**Requirements**
For the data that follows, report how many lines contain the word "Month", and nothing else.

**The records**
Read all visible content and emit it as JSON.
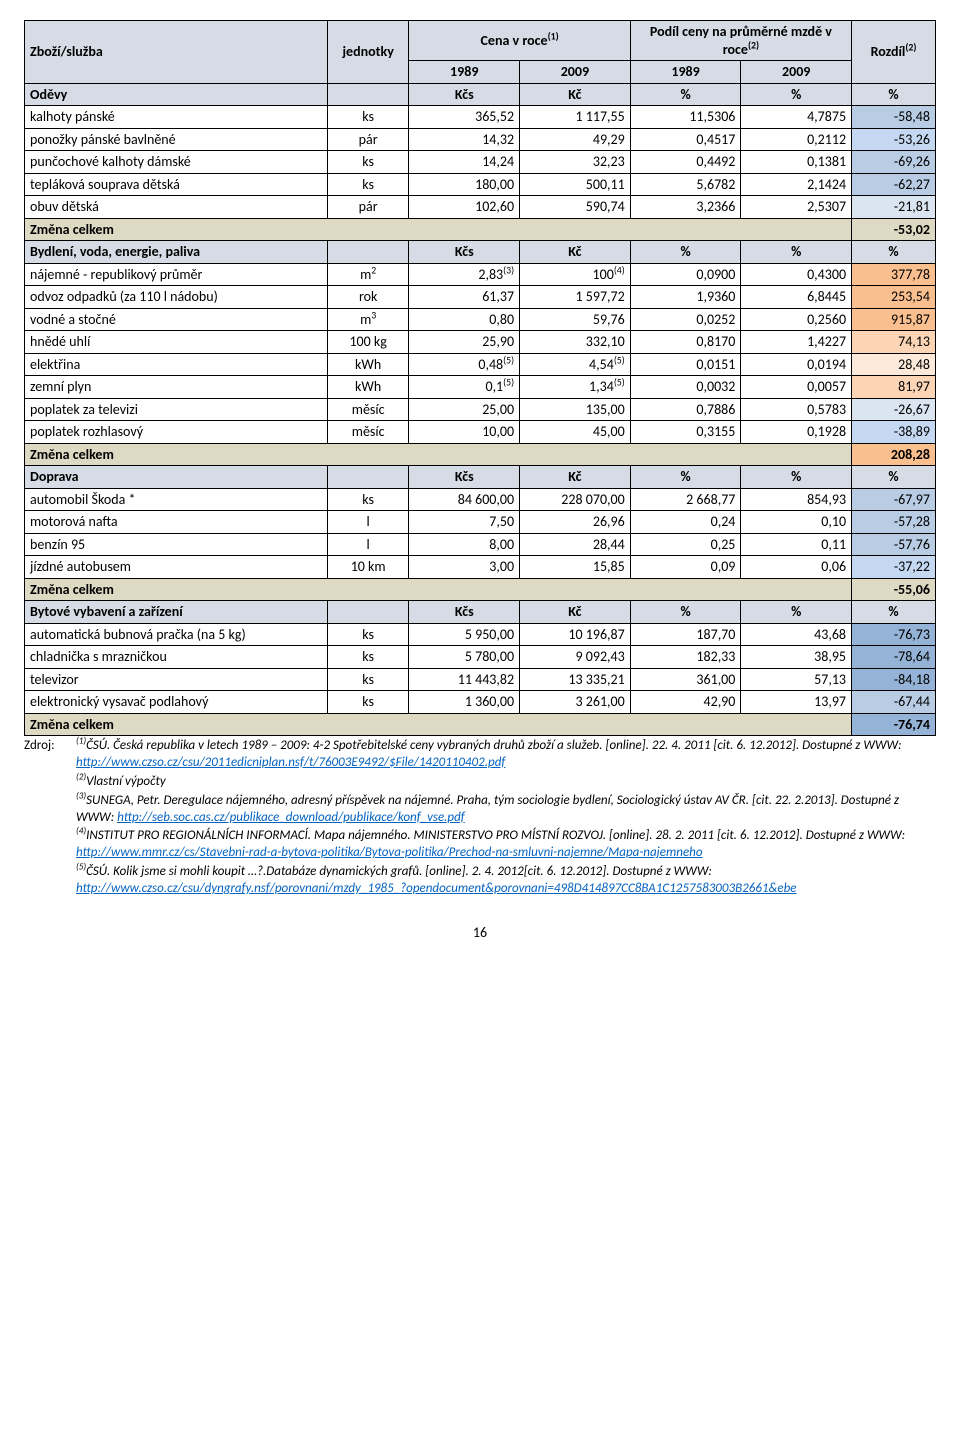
{
  "header": {
    "col1": "Zboží/služba",
    "col2": "jednotky",
    "col3": "Cena v roce",
    "col3_sup": "(1)",
    "col4": "Podíl ceny na průměrné mzdě v roce",
    "col4_sup": "(2)",
    "col5": "Rozdíl",
    "col5_sup": "(2)",
    "sub": [
      "1989",
      "2009",
      "1989",
      "2009"
    ]
  },
  "sections": [
    {
      "title": "Oděvy",
      "u1": "Kčs",
      "u2": "Kč",
      "u3": "%",
      "u4": "%",
      "u5": "%",
      "rows": [
        {
          "n": "kalhoty pánské",
          "u": "ks",
          "a": "365,52",
          "b": "1 117,55",
          "c": "11,5306",
          "d": "4,7875",
          "e": "-58,48",
          "cls": "bg-blue3"
        },
        {
          "n": "ponožky pánské bavlněné",
          "u": "pár",
          "a": "14,32",
          "b": "49,29",
          "c": "0,4517",
          "d": "0,2112",
          "e": "-53,26",
          "cls": "bg-blue2"
        },
        {
          "n": "punčochové kalhoty dámské",
          "u": "ks",
          "a": "14,24",
          "b": "32,23",
          "c": "0,4492",
          "d": "0,1381",
          "e": "-69,26",
          "cls": "bg-blue3"
        },
        {
          "n": "tepláková souprava dětská",
          "u": "ks",
          "a": "180,00",
          "b": "500,11",
          "c": "5,6782",
          "d": "2,1424",
          "e": "-62,27",
          "cls": "bg-blue3"
        },
        {
          "n": "obuv dětská",
          "u": "pár",
          "a": "102,60",
          "b": "590,74",
          "c": "3,2366",
          "d": "2,5307",
          "e": "-21,81",
          "cls": "bg-blue1"
        }
      ],
      "change": {
        "label": "Změna celkem",
        "val": "-53,02",
        "cls": ""
      }
    },
    {
      "title": "Bydlení, voda, energie, paliva",
      "u1": "Kčs",
      "u2": "Kč",
      "u3": "%",
      "u4": "%",
      "u5": "%",
      "rows": [
        {
          "n": "nájemné - republikový průměr",
          "u": "m",
          "usup": "2",
          "a": "2,83",
          "asup": "(3)",
          "b": "100",
          "bsup": "(4)",
          "c": "0,0900",
          "d": "0,4300",
          "e": "377,78",
          "cls": "bg-orange3"
        },
        {
          "n": "odvoz odpadků (za 110 l nádobu)",
          "u": "rok",
          "a": "61,37",
          "b": "1 597,72",
          "c": "1,9360",
          "d": "6,8445",
          "e": "253,54",
          "cls": "bg-orange3"
        },
        {
          "n": "vodné a stočné",
          "u": "m",
          "usup": "3",
          "a": "0,80",
          "b": "59,76",
          "c": "0,0252",
          "d": "0,2560",
          "e": "915,87",
          "cls": "bg-orange3"
        },
        {
          "n": "hnědé uhlí",
          "u": "100 kg",
          "a": "25,90",
          "b": "332,10",
          "c": "0,8170",
          "d": "1,4227",
          "e": "74,13",
          "cls": "bg-orange2"
        },
        {
          "n": "elektřina",
          "u": "kWh",
          "a": "0,48",
          "asup": "(5)",
          "b": "4,54",
          "bsup": "(5)",
          "c": "0,0151",
          "d": "0,0194",
          "e": "28,48",
          "cls": "bg-orange1"
        },
        {
          "n": "zemní plyn",
          "u": "kWh",
          "a": "0,1",
          "asup": "(5)",
          "b": "1,34",
          "bsup": "(5)",
          "c": "0,0032",
          "d": "0,0057",
          "e": "81,97",
          "cls": "bg-orange2"
        },
        {
          "n": "poplatek za televizi",
          "u": "měsíc",
          "a": "25,00",
          "b": "135,00",
          "c": "0,7886",
          "d": "0,5783",
          "e": "-26,67",
          "cls": "bg-blue1"
        },
        {
          "n": "poplatek rozhlasový",
          "u": "měsíc",
          "a": "10,00",
          "b": "45,00",
          "c": "0,3155",
          "d": "0,1928",
          "e": "-38,89",
          "cls": "bg-blue2"
        }
      ],
      "change": {
        "label": "Změna celkem",
        "val": "208,28",
        "cls": "bg-orange3"
      }
    },
    {
      "title": "Doprava",
      "u1": "Kčs",
      "u2": "Kč",
      "u3": "%",
      "u4": "%",
      "u5": "%",
      "rows": [
        {
          "n": "automobil Škoda *",
          "u": "ks",
          "a": "84 600,00",
          "b": "228 070,00",
          "c": "2 668,77",
          "d": "854,93",
          "e": "-67,97",
          "cls": "bg-blue3"
        },
        {
          "n": "motorová nafta",
          "u": "l",
          "a": "7,50",
          "b": "26,96",
          "c": "0,24",
          "d": "0,10",
          "e": "-57,28",
          "cls": "bg-blue3"
        },
        {
          "n": "benzín 95",
          "u": "l",
          "a": "8,00",
          "b": "28,44",
          "c": "0,25",
          "d": "0,11",
          "e": "-57,76",
          "cls": "bg-blue3"
        },
        {
          "n": "jízdné autobusem",
          "u": "10 km",
          "a": "3,00",
          "b": "15,85",
          "c": "0,09",
          "d": "0,06",
          "e": "-37,22",
          "cls": "bg-blue2"
        }
      ],
      "change": {
        "label": "Změna celkem",
        "val": "-55,06",
        "cls": ""
      }
    },
    {
      "title": "Bytové vybavení a zařízení",
      "u1": "Kčs",
      "u2": "Kč",
      "u3": "%",
      "u4": "%",
      "u5": "%",
      "rows": [
        {
          "n": "automatická bubnová pračka (na 5 kg)",
          "u": "ks",
          "a": "5 950,00",
          "b": "10 196,87",
          "c": "187,70",
          "d": "43,68",
          "e": "-76,73",
          "cls": "bg-blue4"
        },
        {
          "n": "chladnička s mrazničkou",
          "u": "ks",
          "a": "5 780,00",
          "b": "9 092,43",
          "c": "182,33",
          "d": "38,95",
          "e": "-78,64",
          "cls": "bg-blue4"
        },
        {
          "n": "televizor",
          "u": "ks",
          "a": "11 443,82",
          "b": "13 335,21",
          "c": "361,00",
          "d": "57,13",
          "e": "-84,18",
          "cls": "bg-blue4"
        },
        {
          "n": "elektronický vysavač podlahový",
          "u": "ks",
          "a": "1 360,00",
          "b": "3 261,00",
          "c": "42,90",
          "d": "13,97",
          "e": "-67,44",
          "cls": "bg-blue3"
        }
      ],
      "change": {
        "label": "Změna celkem",
        "val": "-76,74",
        "cls": "bg-blue4"
      }
    }
  ],
  "sources": {
    "label": "Zdroj:",
    "items": [
      {
        "pre": "(1)",
        "text": "ČSÚ. Česká republika v letech 1989 – 2009: 4-2 Spotřebitelské ceny vybraných druhů zboží a služeb. [online]. 22. 4. 2011 [cit. 6. 12.2012]. Dostupné z WWW:",
        "link": "http://www.czso.cz/csu/2011edicniplan.nsf/t/76003E9492/$File/1420110402.pdf"
      },
      {
        "pre": "(2)",
        "text": "Vlastní výpočty"
      },
      {
        "pre": "(3)",
        "text": "SUNEGA, Petr. Deregulace nájemného, adresný příspěvek na nájemné. Praha, tým sociologie bydlení, Sociologický ústav AV ČR. [cit. 22. 2.2013]. Dostupné z WWW:",
        "link": "http://seb.soc.cas.cz/publikace_download/publikace/konf_vse.pdf"
      },
      {
        "pre": "(4)",
        "text": "INSTITUT PRO REGIONÁLNÍCH INFORMACÍ. Mapa nájemného. MINISTERSTVO PRO MÍSTNÍ ROZVOJ. [online]. 28. 2. 2011 [cit. 6. 12.2012]. Dostupné z WWW: ",
        "link": "http://www.mmr.cz/cs/Stavebni-rad-a-bytova-politika/Bytova-politika/Prechod-na-smluvni-najemne/Mapa-najemneho"
      },
      {
        "pre": "(5)",
        "text": "ČSÚ. Kolik jsme si mohli koupit …?.Databáze dynamických grafů. [online]. 2. 4. 2012[cit. 6. 12.2012]. Dostupné z WWW:",
        "link": "http://www.czso.cz/csu/dyngrafy.nsf/porovnani/mzdy_1985_?opendocument&porovnani=498D414897CC8BA1C1257583003B2661&ebe"
      }
    ]
  },
  "pagenum": "16",
  "colors": {
    "header": "#d5dce5",
    "change": "#ddd9c3",
    "blue1": "#dbe5f1",
    "blue2": "#c5d8f1",
    "blue3": "#b8cce4",
    "blue4": "#94b3d6",
    "orange1": "#fde9d9",
    "orange2": "#fbd5b5",
    "orange3": "#fabf8f",
    "link": "#0563c1"
  }
}
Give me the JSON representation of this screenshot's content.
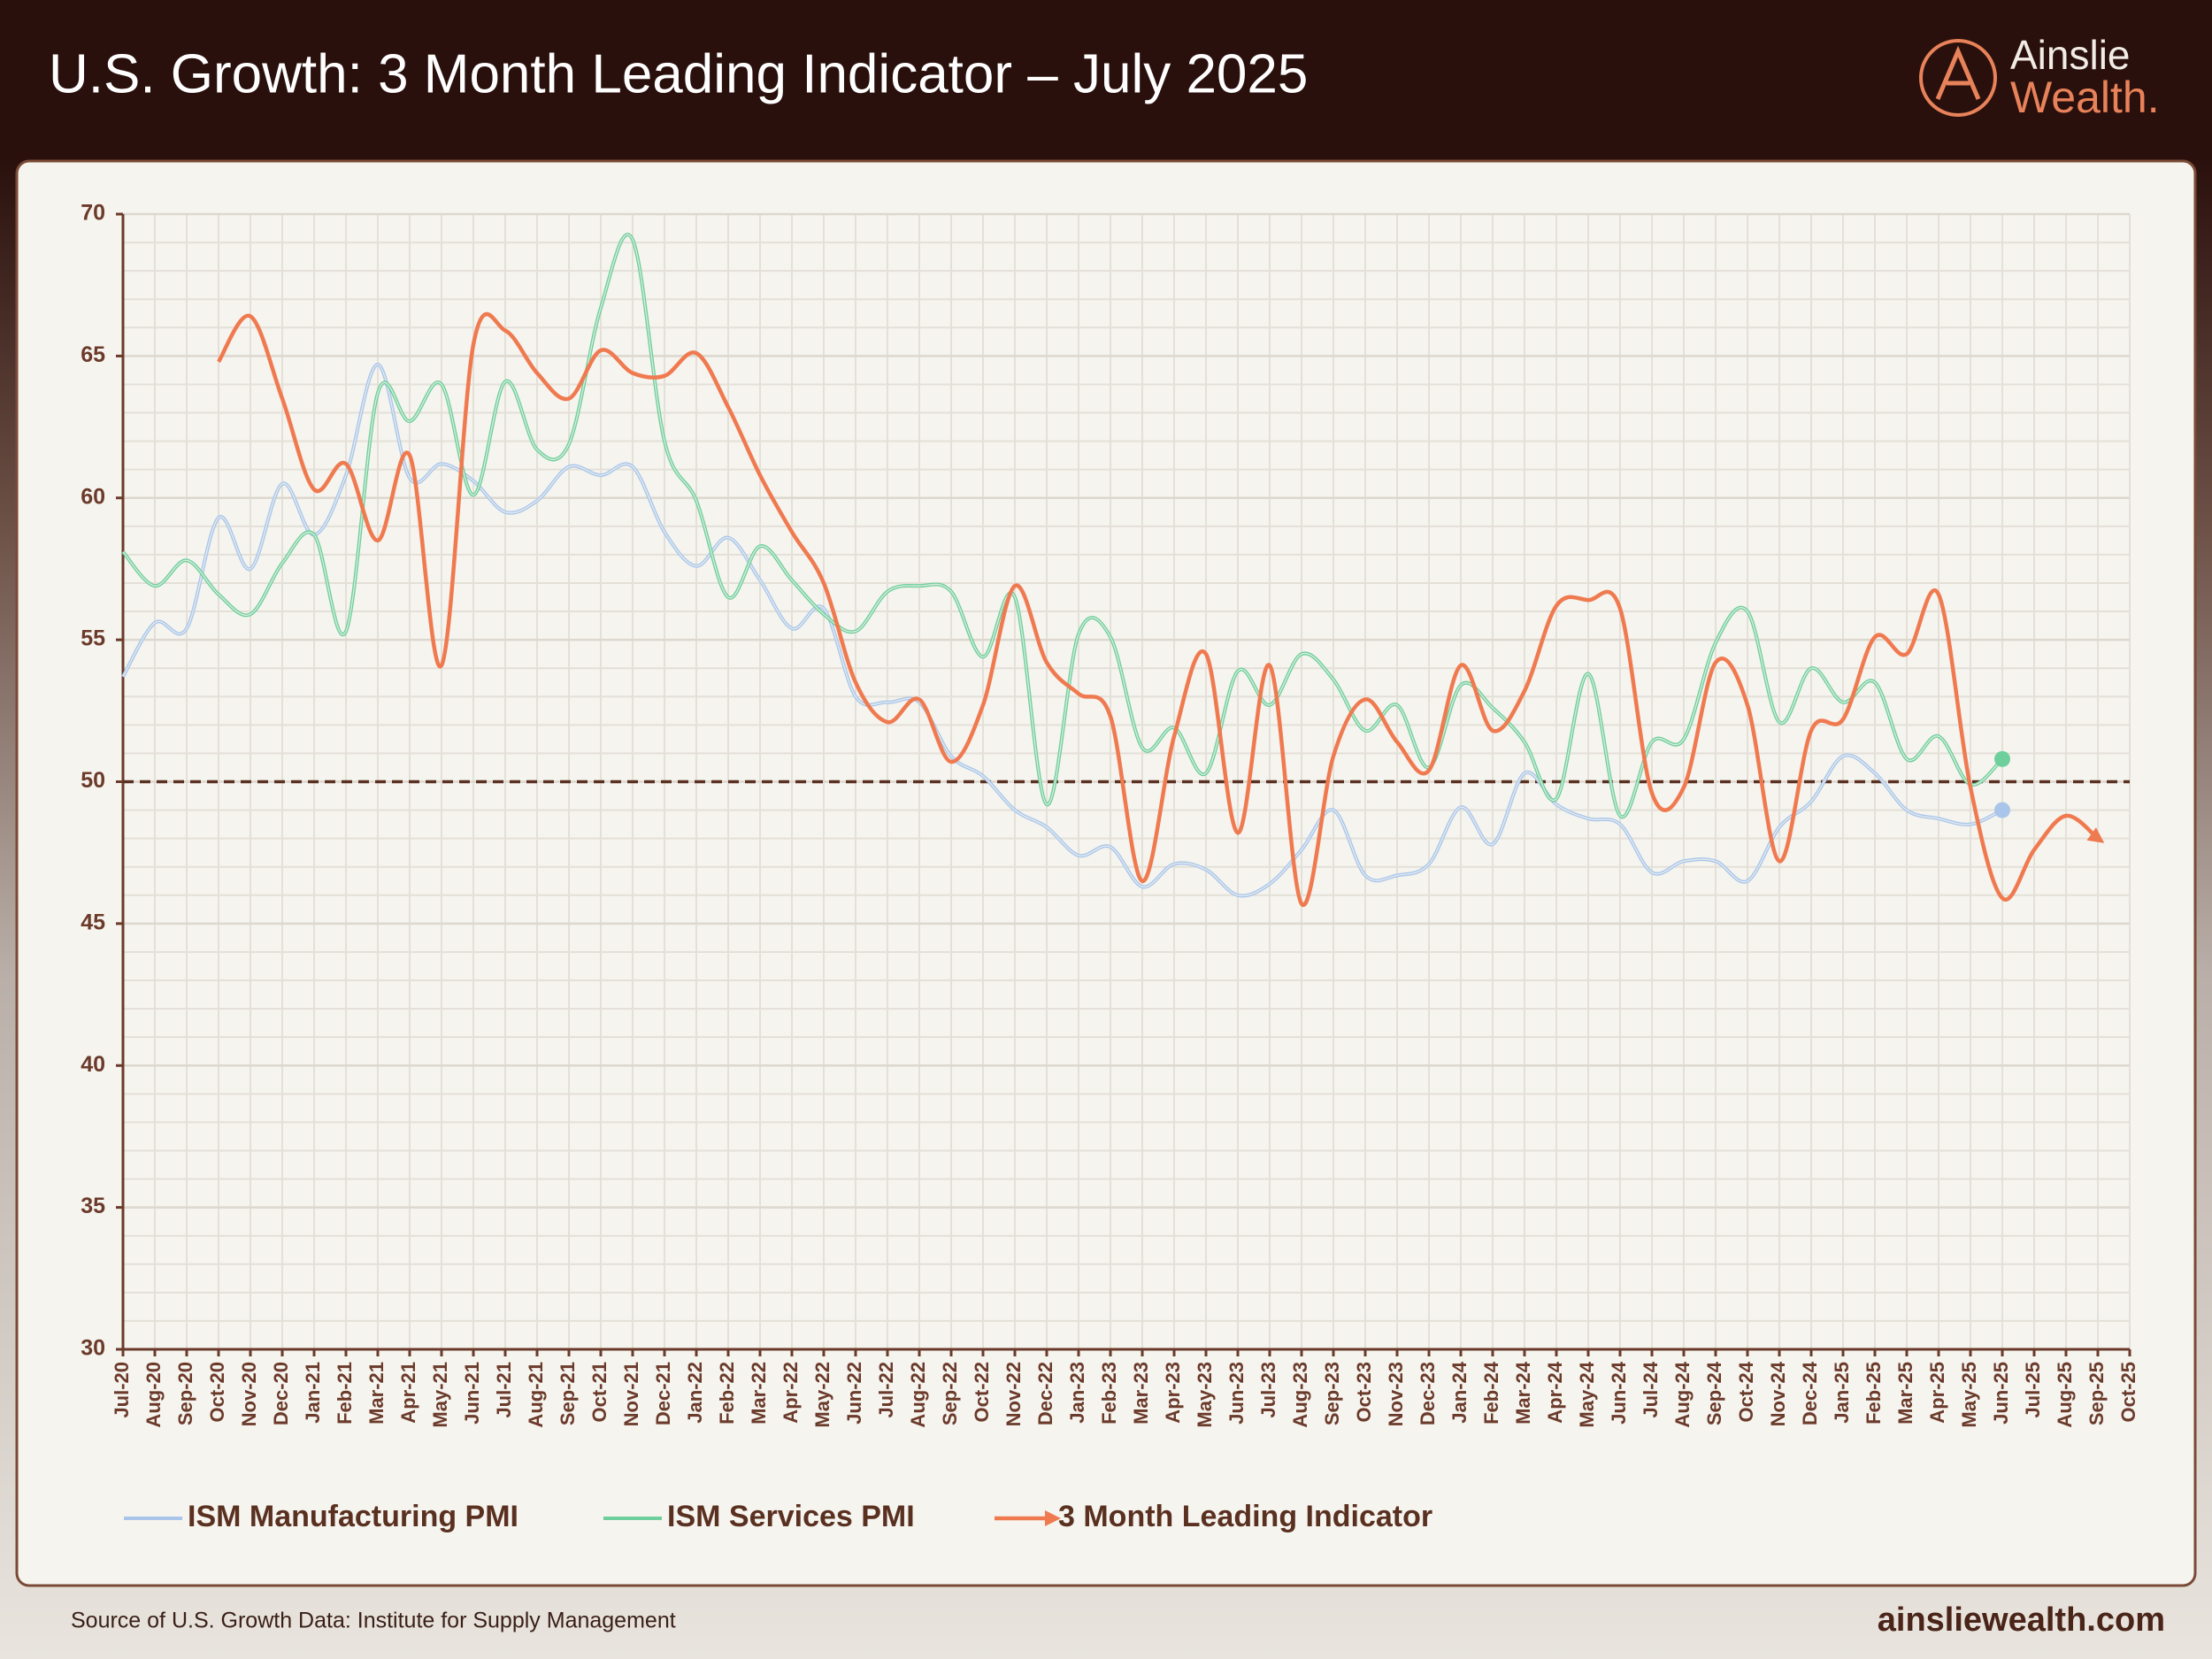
{
  "brand": [
    "Ainslie",
    "Wealth."
  ],
  "source": "Source of U.S. Growth Data: Institute for Supply Management",
  "website": "ainsliewealth.com",
  "chart_data": {
    "type": "line",
    "title": "U.S. Growth: 3 Month Leading Indicator – July 2025",
    "categories": [
      "Jul-20",
      "Aug-20",
      "Sep-20",
      "Oct-20",
      "Nov-20",
      "Dec-20",
      "Jan-21",
      "Feb-21",
      "Mar-21",
      "Apr-21",
      "May-21",
      "Jun-21",
      "Jul-21",
      "Aug-21",
      "Sep-21",
      "Oct-21",
      "Nov-21",
      "Dec-21",
      "Jan-22",
      "Feb-22",
      "Mar-22",
      "Apr-22",
      "May-22",
      "Jun-22",
      "Jul-22",
      "Aug-22",
      "Sep-22",
      "Oct-22",
      "Nov-22",
      "Dec-22",
      "Jan-23",
      "Feb-23",
      "Mar-23",
      "Apr-23",
      "May-23",
      "Jun-23",
      "Jul-23",
      "Aug-23",
      "Sep-23",
      "Oct-23",
      "Nov-23",
      "Dec-23",
      "Jan-24",
      "Feb-24",
      "Mar-24",
      "Apr-24",
      "May-24",
      "Jun-24",
      "Jul-24",
      "Aug-24",
      "Sep-24",
      "Oct-24",
      "Nov-24",
      "Dec-24",
      "Jan-25",
      "Feb-25",
      "Mar-25",
      "Apr-25",
      "May-25",
      "Jun-25",
      "Jul-25",
      "Aug-25",
      "Sep-25",
      "Oct-25"
    ],
    "series": [
      {
        "name": "ISM Manufacturing PMI",
        "color": "#a9c6ea",
        "values": [
          53.7,
          55.6,
          55.4,
          59.3,
          57.5,
          60.5,
          58.7,
          60.8,
          64.7,
          60.7,
          61.2,
          60.6,
          59.5,
          59.9,
          61.1,
          60.8,
          61.1,
          58.8,
          57.6,
          58.6,
          57.1,
          55.4,
          56.1,
          53.0,
          52.8,
          52.8,
          50.9,
          50.2,
          49.0,
          48.4,
          47.4,
          47.7,
          46.3,
          47.1,
          46.9,
          46.0,
          46.4,
          47.6,
          49.0,
          46.7,
          46.7,
          47.1,
          49.1,
          47.8,
          50.3,
          49.2,
          48.7,
          48.5,
          46.8,
          47.2,
          47.2,
          46.5,
          48.4,
          49.3,
          50.9,
          50.3,
          49.0,
          48.7,
          48.5,
          49.0,
          null,
          null,
          null,
          null
        ]
      },
      {
        "name": "ISM Services PMI",
        "color": "#6fcf9c",
        "values": [
          58.1,
          56.9,
          57.8,
          56.6,
          55.9,
          57.7,
          58.7,
          55.3,
          63.7,
          62.7,
          64.0,
          60.1,
          64.1,
          61.7,
          61.9,
          66.7,
          69.1,
          62.0,
          59.9,
          56.5,
          58.3,
          57.1,
          55.9,
          55.3,
          56.7,
          56.9,
          56.7,
          54.4,
          56.5,
          49.2,
          55.2,
          55.1,
          51.2,
          51.9,
          50.3,
          53.9,
          52.7,
          54.5,
          53.6,
          51.8,
          52.7,
          50.5,
          53.4,
          52.6,
          51.4,
          49.4,
          53.8,
          48.8,
          51.4,
          51.5,
          54.9,
          56.0,
          52.1,
          54.0,
          52.8,
          53.5,
          50.8,
          51.6,
          49.9,
          50.8,
          null,
          null,
          null,
          null
        ]
      },
      {
        "name": "3 Month Leading Indicator",
        "color": "#f07a50",
        "values": [
          null,
          null,
          null,
          64.8,
          66.4,
          63.5,
          60.3,
          61.2,
          58.5,
          61.5,
          54.1,
          65.4,
          65.9,
          64.4,
          63.5,
          65.2,
          64.4,
          64.3,
          65.1,
          63.2,
          60.8,
          58.8,
          57.0,
          53.5,
          52.1,
          52.9,
          50.7,
          52.7,
          56.9,
          54.2,
          53.1,
          52.3,
          46.5,
          51.6,
          54.5,
          48.2,
          54.1,
          45.7,
          50.9,
          52.9,
          51.4,
          50.4,
          54.1,
          51.8,
          53.2,
          56.2,
          56.4,
          56.1,
          49.6,
          49.8,
          54.2,
          52.7,
          47.2,
          51.8,
          52.2,
          55.1,
          54.5,
          56.6,
          49.8,
          45.9,
          47.6,
          48.8,
          48.0,
          null
        ]
      }
    ],
    "ylim": [
      30,
      70
    ],
    "yticks": [
      30,
      35,
      40,
      45,
      50,
      55,
      60,
      65,
      70
    ],
    "reference_line": 50,
    "grid": true,
    "legend": "bottom"
  }
}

**Exercise solution**
2